#### [Goal]
Your answer should be a single number: the count of lines that include "hufschmied".

#### [Records supplied]
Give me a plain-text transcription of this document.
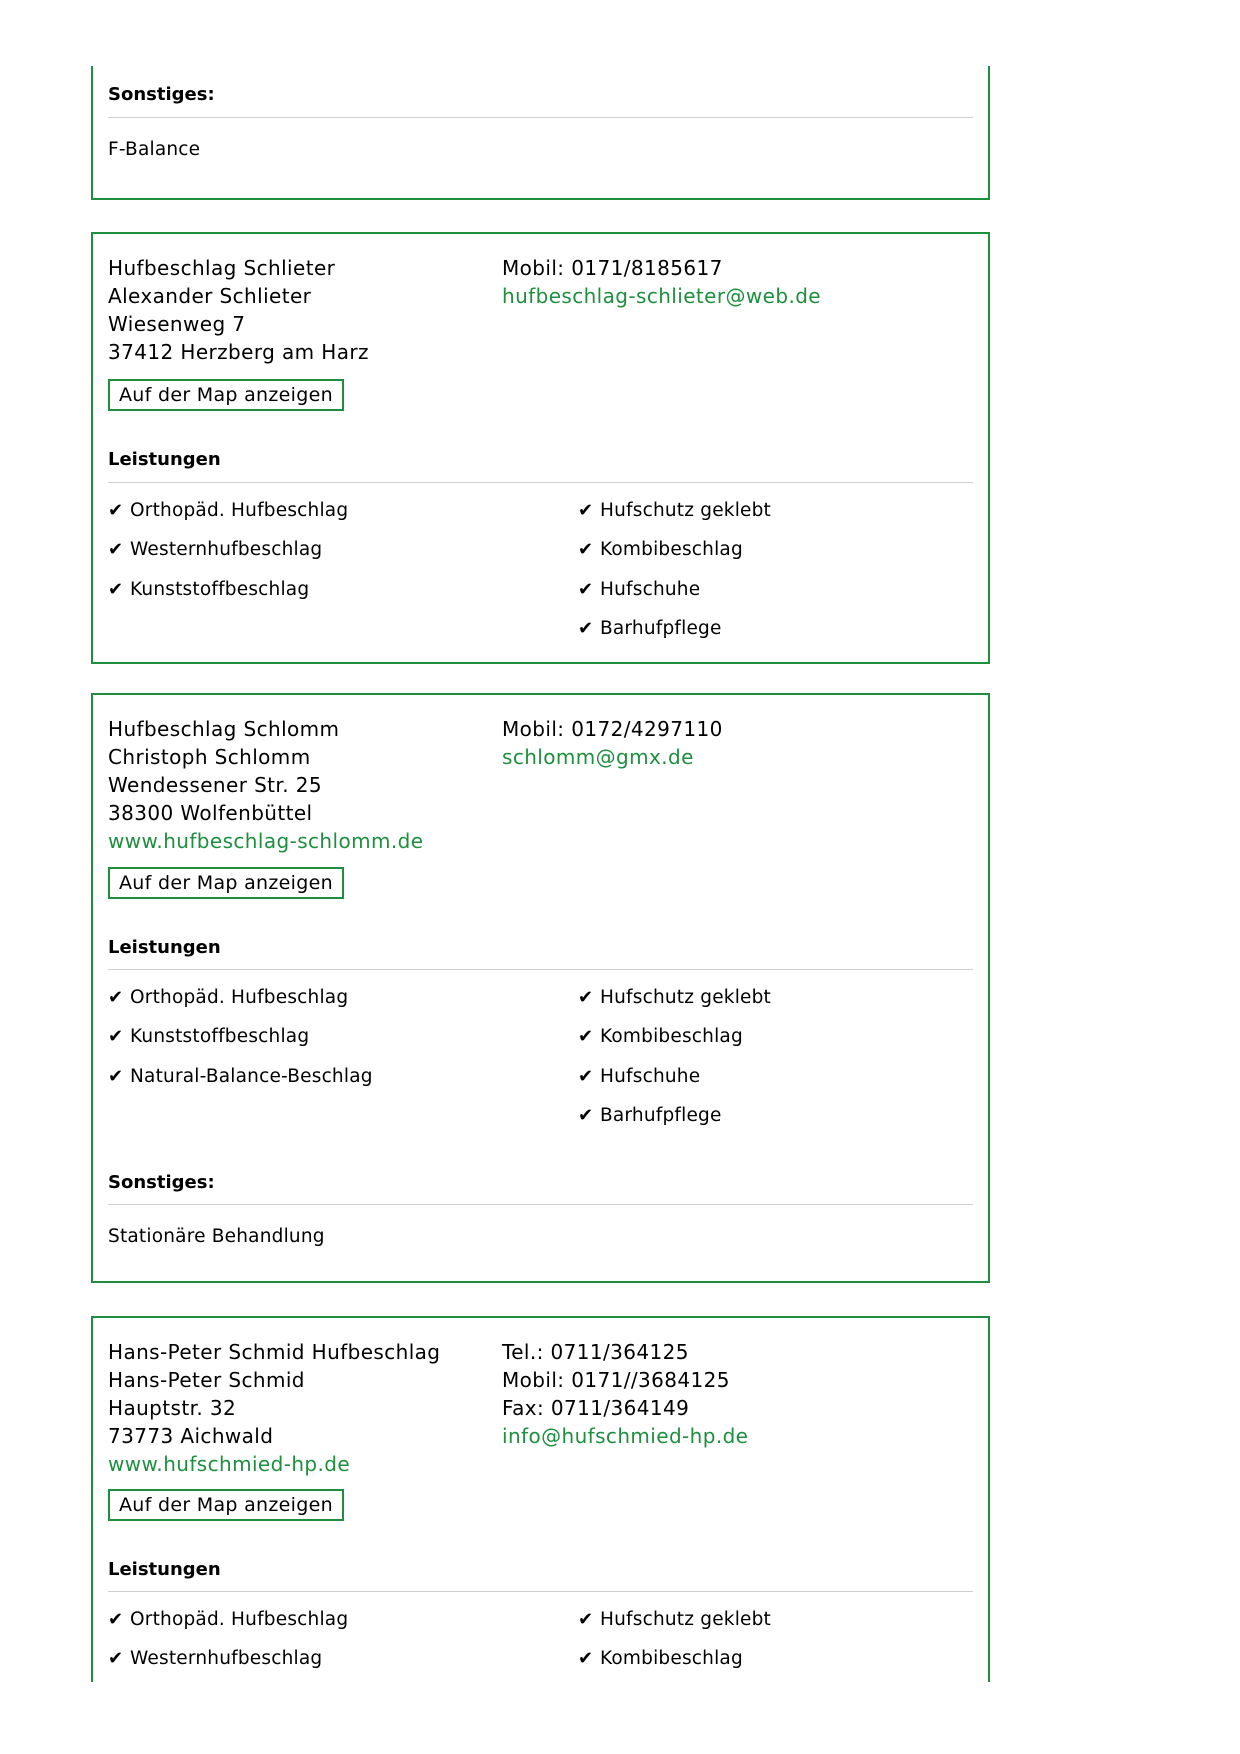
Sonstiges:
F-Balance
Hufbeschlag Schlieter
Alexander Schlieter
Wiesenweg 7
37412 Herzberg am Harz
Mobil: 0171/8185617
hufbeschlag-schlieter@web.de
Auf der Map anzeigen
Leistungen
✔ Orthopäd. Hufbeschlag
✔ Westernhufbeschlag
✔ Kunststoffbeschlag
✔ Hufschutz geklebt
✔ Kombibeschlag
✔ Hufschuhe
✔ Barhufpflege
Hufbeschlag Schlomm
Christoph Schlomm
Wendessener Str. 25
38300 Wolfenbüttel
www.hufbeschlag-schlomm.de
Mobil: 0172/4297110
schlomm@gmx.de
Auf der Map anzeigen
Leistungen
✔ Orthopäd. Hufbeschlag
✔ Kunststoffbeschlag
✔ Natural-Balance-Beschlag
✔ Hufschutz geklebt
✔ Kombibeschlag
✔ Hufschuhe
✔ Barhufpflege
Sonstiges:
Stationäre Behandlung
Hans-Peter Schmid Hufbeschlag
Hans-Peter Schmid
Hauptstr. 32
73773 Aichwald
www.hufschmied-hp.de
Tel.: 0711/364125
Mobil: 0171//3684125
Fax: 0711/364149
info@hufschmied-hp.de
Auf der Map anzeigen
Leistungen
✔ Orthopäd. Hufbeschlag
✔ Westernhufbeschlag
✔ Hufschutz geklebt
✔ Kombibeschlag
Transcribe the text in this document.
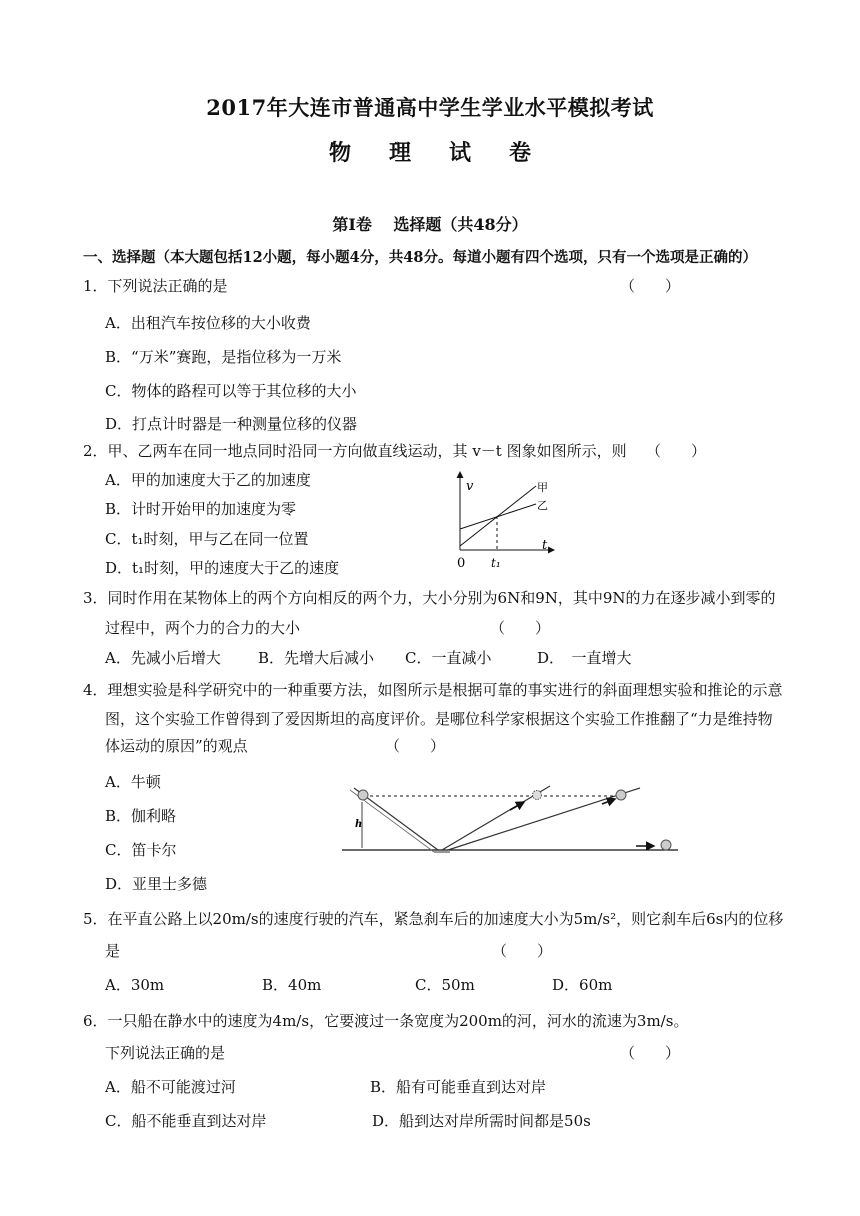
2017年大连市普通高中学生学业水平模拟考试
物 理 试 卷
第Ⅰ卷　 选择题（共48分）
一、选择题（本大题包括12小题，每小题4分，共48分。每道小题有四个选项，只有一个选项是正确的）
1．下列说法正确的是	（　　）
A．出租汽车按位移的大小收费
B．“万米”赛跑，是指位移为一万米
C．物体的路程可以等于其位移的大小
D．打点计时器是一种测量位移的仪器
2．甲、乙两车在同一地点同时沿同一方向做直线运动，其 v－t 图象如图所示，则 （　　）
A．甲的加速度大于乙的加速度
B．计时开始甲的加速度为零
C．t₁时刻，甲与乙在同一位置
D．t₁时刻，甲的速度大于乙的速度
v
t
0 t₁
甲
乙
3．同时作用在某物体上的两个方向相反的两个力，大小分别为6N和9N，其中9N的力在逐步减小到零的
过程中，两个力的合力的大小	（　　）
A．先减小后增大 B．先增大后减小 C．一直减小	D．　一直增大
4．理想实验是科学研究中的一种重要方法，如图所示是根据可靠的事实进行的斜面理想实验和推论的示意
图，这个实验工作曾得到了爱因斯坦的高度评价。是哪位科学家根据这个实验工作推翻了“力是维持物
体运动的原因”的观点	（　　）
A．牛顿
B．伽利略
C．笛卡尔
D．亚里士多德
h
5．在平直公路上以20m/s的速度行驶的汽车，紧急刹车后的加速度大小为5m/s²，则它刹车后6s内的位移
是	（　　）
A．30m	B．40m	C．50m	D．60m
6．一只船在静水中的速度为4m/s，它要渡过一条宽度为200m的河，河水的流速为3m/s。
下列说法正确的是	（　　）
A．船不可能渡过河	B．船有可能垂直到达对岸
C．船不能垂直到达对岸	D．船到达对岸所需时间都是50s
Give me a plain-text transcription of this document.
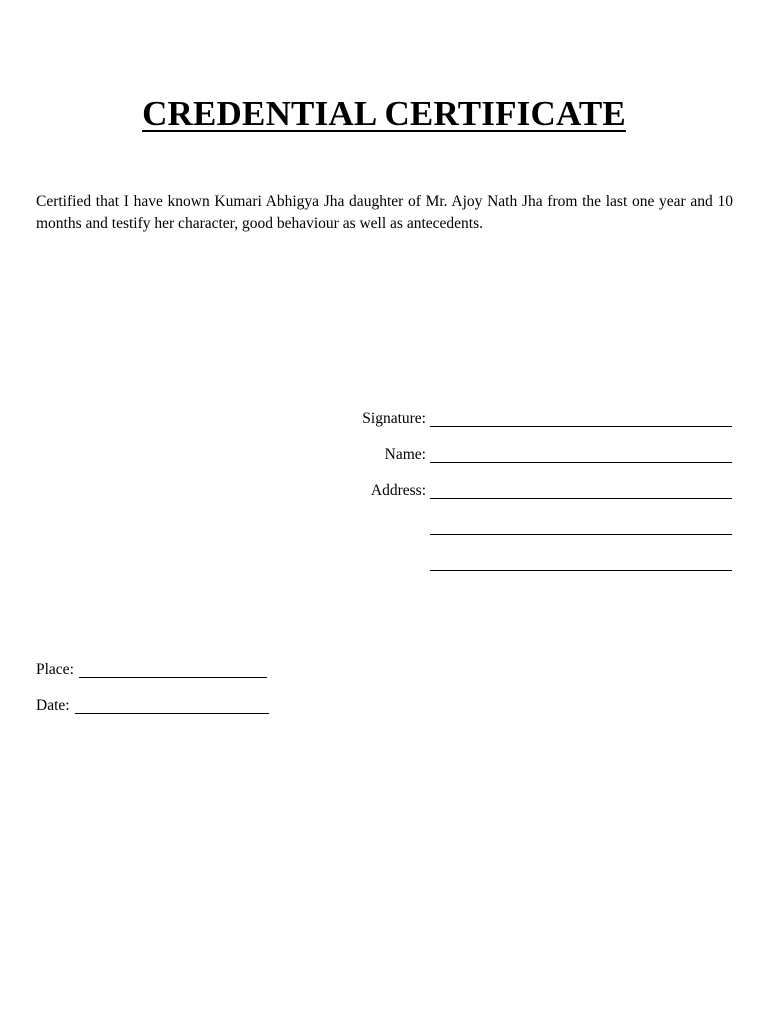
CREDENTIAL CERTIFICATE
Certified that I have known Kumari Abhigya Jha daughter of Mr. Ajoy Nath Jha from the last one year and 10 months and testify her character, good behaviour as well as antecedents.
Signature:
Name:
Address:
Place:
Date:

#### [Reply to the exercise]
2